* Your objective
Report only the number of lines that hold the word "Affinity".

══ Given records ══

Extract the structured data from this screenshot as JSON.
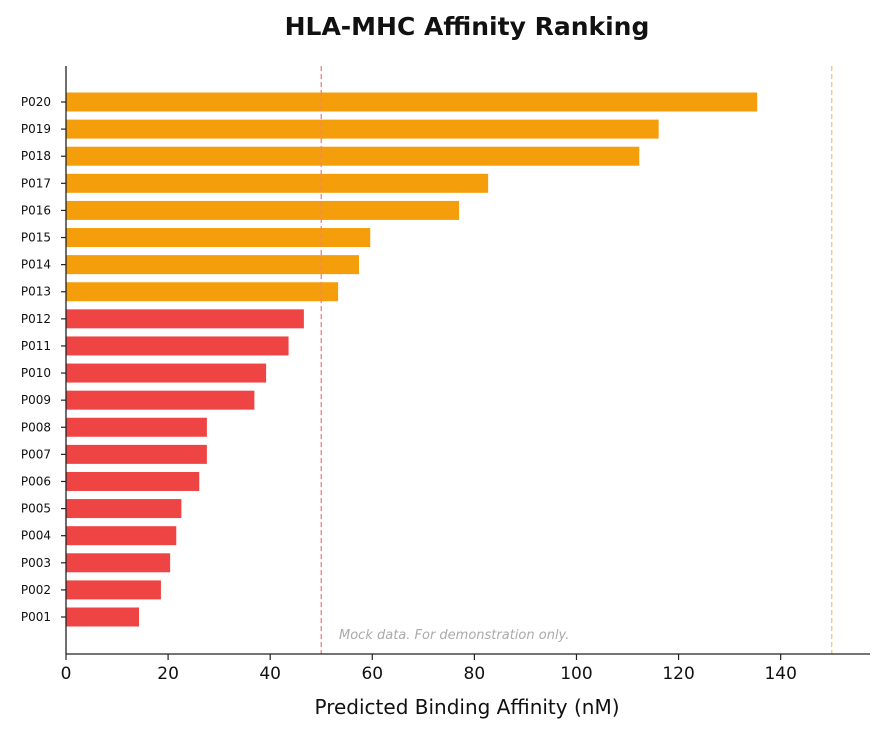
{
  "chart_data": {
    "type": "bar",
    "orientation": "horizontal",
    "title": "HLA-MHC Affinity Ranking",
    "xlabel": "Predicted Binding Affinity (nM)",
    "ylabel": "",
    "xlim": [
      0,
      157.5
    ],
    "xticks": [
      0,
      20,
      40,
      60,
      80,
      100,
      120,
      140
    ],
    "categories": [
      "P001",
      "P002",
      "P003",
      "P004",
      "P005",
      "P006",
      "P007",
      "P008",
      "P009",
      "P010",
      "P011",
      "P012",
      "P013",
      "P014",
      "P015",
      "P016",
      "P017",
      "P018",
      "P019",
      "P020"
    ],
    "values": [
      14.3,
      18.6,
      20.4,
      21.6,
      22.6,
      26.1,
      27.6,
      27.6,
      36.9,
      39.2,
      43.6,
      46.6,
      53.3,
      57.4,
      59.6,
      77.0,
      82.7,
      112.3,
      116.1,
      135.4
    ],
    "thresholds": [
      {
        "value": 50,
        "color": "#f08080"
      },
      {
        "value": 150,
        "color": "#f8c870"
      }
    ],
    "colors": {
      "strong": "#ef4444",
      "weak": "#f59e0b"
    },
    "strong_cutoff": 50,
    "annotation": "Mock data. For demonstration only.",
    "grid": false
  }
}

═══

* Final answer
2